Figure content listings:
## begin

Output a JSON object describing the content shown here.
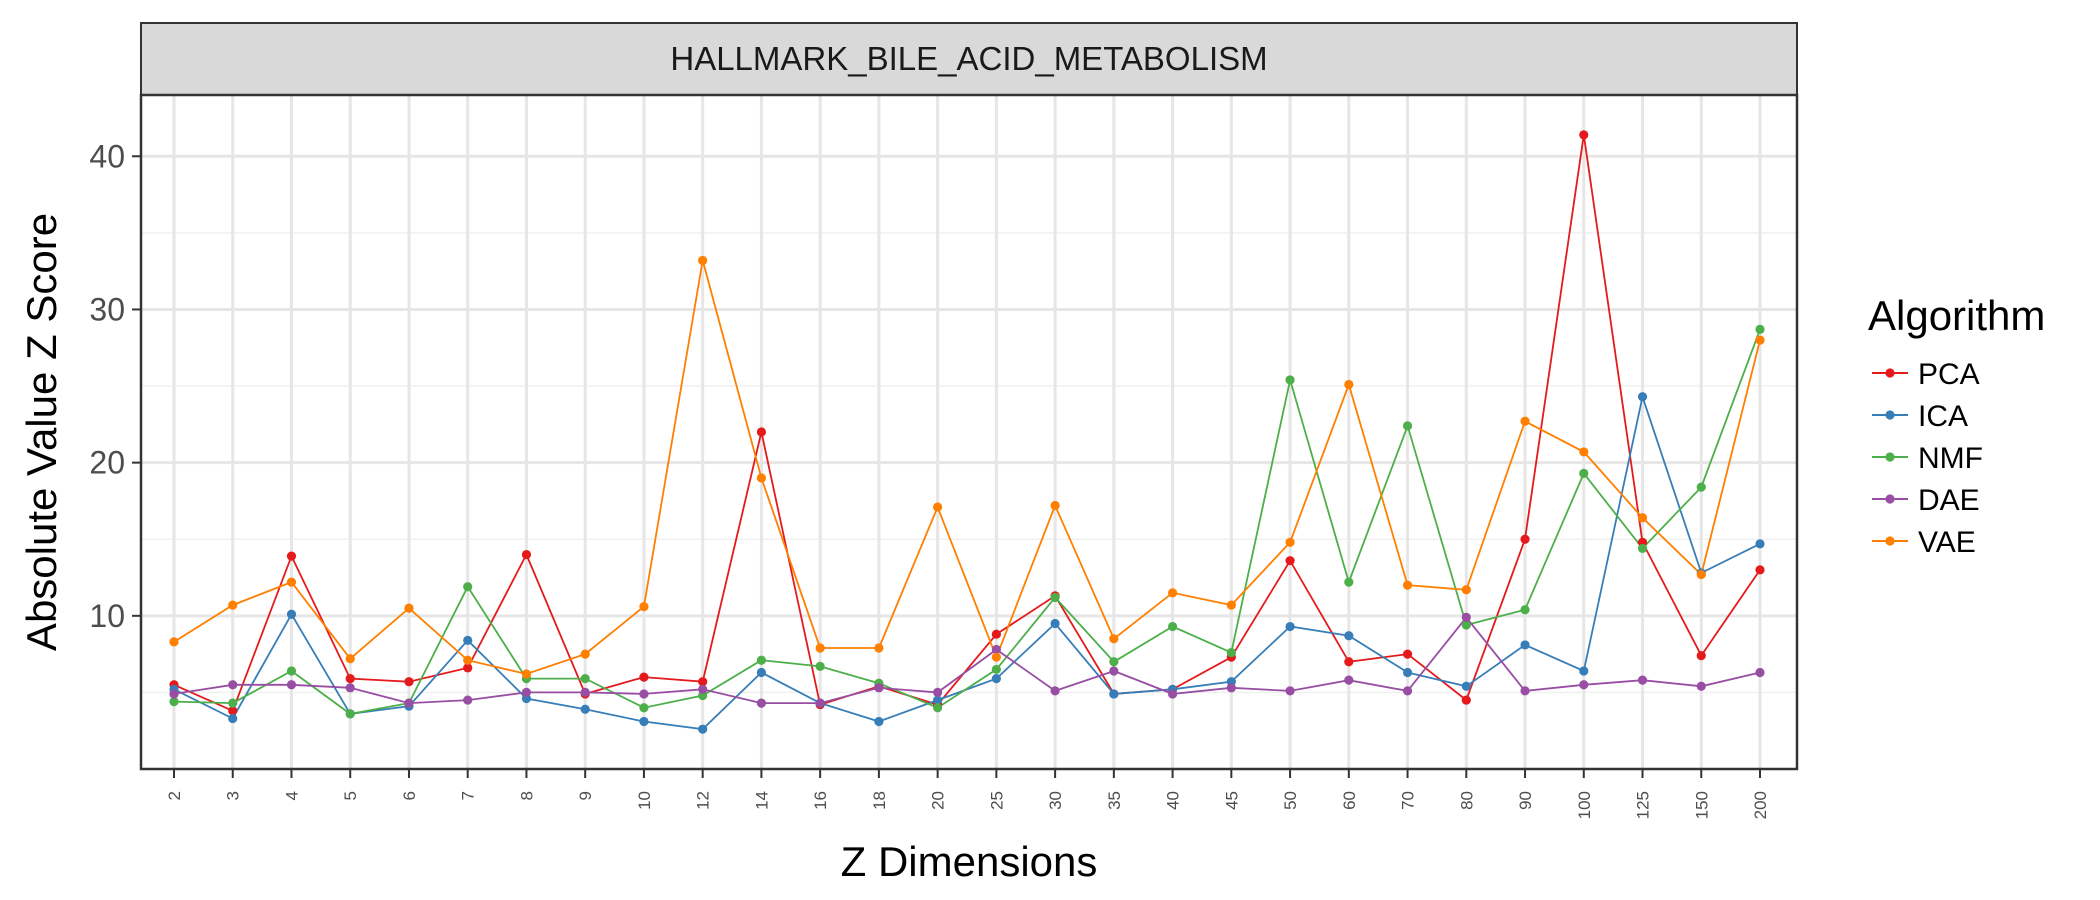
{
  "chart_data": {
    "type": "line",
    "facet_title": "HALLMARK_BILE_ACID_METABOLISM",
    "xlabel": "Z Dimensions",
    "ylabel": "Absolute Value Z Score",
    "categories": [
      "2",
      "3",
      "4",
      "5",
      "6",
      "7",
      "8",
      "9",
      "10",
      "12",
      "14",
      "16",
      "18",
      "20",
      "25",
      "30",
      "35",
      "40",
      "45",
      "50",
      "60",
      "70",
      "80",
      "90",
      "100",
      "125",
      "150",
      "200"
    ],
    "ylim": [
      0,
      44
    ],
    "yticks": [
      10,
      20,
      30,
      40
    ],
    "grid": true,
    "legend": {
      "title": "Algorithm",
      "position": "right"
    },
    "series": [
      {
        "name": "PCA",
        "color": "#e41a1c",
        "values": [
          5.5,
          3.8,
          13.9,
          5.9,
          5.7,
          6.6,
          14.0,
          4.9,
          6.0,
          5.7,
          22.0,
          4.2,
          5.4,
          4.2,
          8.8,
          11.3,
          4.9,
          5.2,
          7.3,
          13.6,
          7.0,
          7.5,
          4.5,
          15.0,
          41.4,
          14.8,
          7.4,
          13.0
        ]
      },
      {
        "name": "ICA",
        "color": "#377eb8",
        "values": [
          5.2,
          3.3,
          10.1,
          3.6,
          4.1,
          8.4,
          4.6,
          3.9,
          3.1,
          2.6,
          6.3,
          4.3,
          3.1,
          4.5,
          5.9,
          9.5,
          4.9,
          5.2,
          5.7,
          9.3,
          8.7,
          6.3,
          5.4,
          8.1,
          6.4,
          24.3,
          12.8,
          14.7
        ]
      },
      {
        "name": "NMF",
        "color": "#4daf4a",
        "values": [
          4.4,
          4.3,
          6.4,
          3.6,
          4.3,
          11.9,
          5.9,
          5.9,
          4.0,
          4.8,
          7.1,
          6.7,
          5.6,
          4.0,
          6.5,
          11.2,
          7.0,
          9.3,
          7.6,
          25.4,
          12.2,
          22.4,
          9.4,
          10.4,
          19.3,
          14.4,
          18.4,
          28.7
        ]
      },
      {
        "name": "DAE",
        "color": "#984ea3",
        "values": [
          4.9,
          5.5,
          5.5,
          5.3,
          4.3,
          4.5,
          5.0,
          5.0,
          4.9,
          5.2,
          4.3,
          4.3,
          5.3,
          5.0,
          7.8,
          5.1,
          6.4,
          4.9,
          5.3,
          5.1,
          5.8,
          5.1,
          9.9,
          5.1,
          5.5,
          5.8,
          5.4,
          6.3
        ]
      },
      {
        "name": "VAE",
        "color": "#ff7f00",
        "values": [
          8.3,
          10.7,
          12.2,
          7.2,
          10.5,
          7.1,
          6.2,
          7.5,
          10.6,
          33.2,
          19.0,
          7.9,
          7.9,
          17.1,
          7.3,
          17.2,
          8.5,
          11.5,
          10.7,
          14.8,
          25.1,
          12.0,
          11.7,
          22.7,
          20.7,
          16.4,
          12.7,
          28.0
        ]
      }
    ]
  }
}
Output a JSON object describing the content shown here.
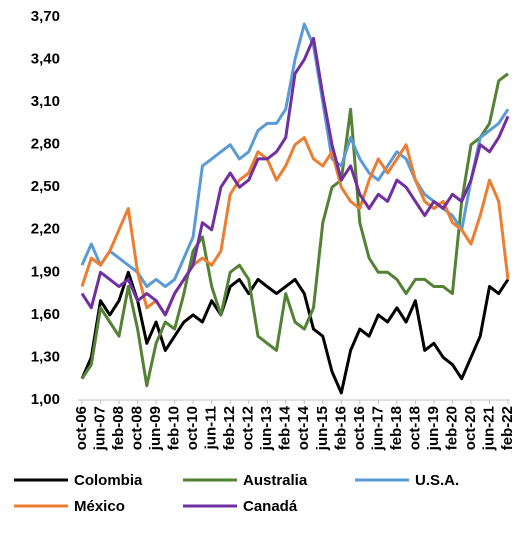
{
  "chart_data": {
    "type": "line",
    "categories": [
      "oct-06",
      null,
      "jun-07",
      null,
      "feb-08",
      null,
      "oct-08",
      null,
      "jun-09",
      null,
      "feb-10",
      null,
      "oct-10",
      null,
      "jun-11",
      null,
      "feb-12",
      null,
      "oct-12",
      null,
      "jun-13",
      null,
      "feb-14",
      null,
      "oct-14",
      null,
      "jun-15",
      null,
      "feb-16",
      null,
      "oct-16",
      null,
      "jun-17",
      null,
      "feb-18",
      null,
      "oct-18",
      null,
      "jun-19",
      null,
      "feb-20",
      null,
      "oct-20",
      null,
      "jun-21",
      null,
      "feb-22"
    ],
    "ylim": [
      1.0,
      3.7
    ],
    "yticks": [
      {
        "value": 1.0,
        "label": "1,00"
      },
      {
        "value": 1.3,
        "label": "1,30"
      },
      {
        "value": 1.6,
        "label": "1,60"
      },
      {
        "value": 1.9,
        "label": "1,90"
      },
      {
        "value": 2.2,
        "label": "2,20"
      },
      {
        "value": 2.5,
        "label": "2,50"
      },
      {
        "value": 2.8,
        "label": "2,80"
      },
      {
        "value": 3.1,
        "label": "3,10"
      },
      {
        "value": 3.4,
        "label": "3,40"
      },
      {
        "value": 3.7,
        "label": "3,70"
      }
    ],
    "grid": false,
    "series": [
      {
        "name": "Colombia",
        "color": "#000000",
        "values": [
          1.15,
          1.3,
          1.7,
          1.6,
          1.7,
          1.9,
          1.7,
          1.4,
          1.55,
          1.35,
          1.45,
          1.55,
          1.6,
          1.55,
          1.7,
          1.6,
          1.8,
          1.85,
          1.75,
          1.85,
          1.8,
          1.75,
          1.8,
          1.85,
          1.75,
          1.5,
          1.45,
          1.2,
          1.05,
          1.35,
          1.5,
          1.45,
          1.6,
          1.55,
          1.65,
          1.55,
          1.7,
          1.35,
          1.4,
          1.3,
          1.25,
          1.15,
          1.3,
          1.45,
          1.8,
          1.75,
          1.85
        ]
      },
      {
        "name": "Australia",
        "color": "#548235",
        "values": [
          1.15,
          1.25,
          1.65,
          1.55,
          1.45,
          1.8,
          1.5,
          1.1,
          1.4,
          1.55,
          1.5,
          1.75,
          2.05,
          2.15,
          1.8,
          1.6,
          1.9,
          1.95,
          1.85,
          1.45,
          1.4,
          1.35,
          1.75,
          1.55,
          1.5,
          1.65,
          2.25,
          2.5,
          2.55,
          3.05,
          2.25,
          2.0,
          1.9,
          1.9,
          1.85,
          1.75,
          1.85,
          1.85,
          1.8,
          1.8,
          1.75,
          2.4,
          2.8,
          2.85,
          2.95,
          3.25,
          3.3
        ]
      },
      {
        "name": "U.S.A.",
        "color": "#5b9bd5",
        "values": [
          1.95,
          2.1,
          1.95,
          2.05,
          2.0,
          1.95,
          1.9,
          1.8,
          1.85,
          1.8,
          1.85,
          2.0,
          2.15,
          2.65,
          2.7,
          2.75,
          2.8,
          2.7,
          2.75,
          2.9,
          2.95,
          2.95,
          3.05,
          3.4,
          3.65,
          3.5,
          3.1,
          2.7,
          2.65,
          2.85,
          2.7,
          2.6,
          2.55,
          2.65,
          2.75,
          2.7,
          2.55,
          2.45,
          2.4,
          2.35,
          2.3,
          2.2,
          2.55,
          2.85,
          2.9,
          2.95,
          3.05
        ]
      },
      {
        "name": "México",
        "color": "#ed7d31",
        "values": [
          1.8,
          2.0,
          1.95,
          2.05,
          2.2,
          2.35,
          1.9,
          1.65,
          1.7,
          1.6,
          1.75,
          1.85,
          1.95,
          2.0,
          1.95,
          2.05,
          2.45,
          2.55,
          2.6,
          2.75,
          2.7,
          2.55,
          2.65,
          2.8,
          2.85,
          2.7,
          2.65,
          2.75,
          2.5,
          2.4,
          2.35,
          2.55,
          2.7,
          2.6,
          2.7,
          2.8,
          2.55,
          2.4,
          2.35,
          2.4,
          2.25,
          2.2,
          2.1,
          2.3,
          2.55,
          2.4,
          1.85
        ]
      },
      {
        "name": "Canadá",
        "color": "#7030a0",
        "values": [
          1.75,
          1.65,
          1.9,
          1.85,
          1.8,
          1.85,
          1.7,
          1.75,
          1.7,
          1.6,
          1.75,
          1.85,
          1.95,
          2.25,
          2.2,
          2.5,
          2.6,
          2.5,
          2.55,
          2.7,
          2.7,
          2.75,
          2.85,
          3.3,
          3.4,
          3.55,
          3.15,
          2.8,
          2.55,
          2.65,
          2.45,
          2.35,
          2.45,
          2.4,
          2.55,
          2.5,
          2.4,
          2.3,
          2.4,
          2.35,
          2.45,
          2.4,
          2.55,
          2.8,
          2.75,
          2.85,
          3.0
        ]
      }
    ]
  }
}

## end

» GIVEN EXERCISE
Across the entries above, how many lines contain "name"? Provide only the count.

» RESPONSE
10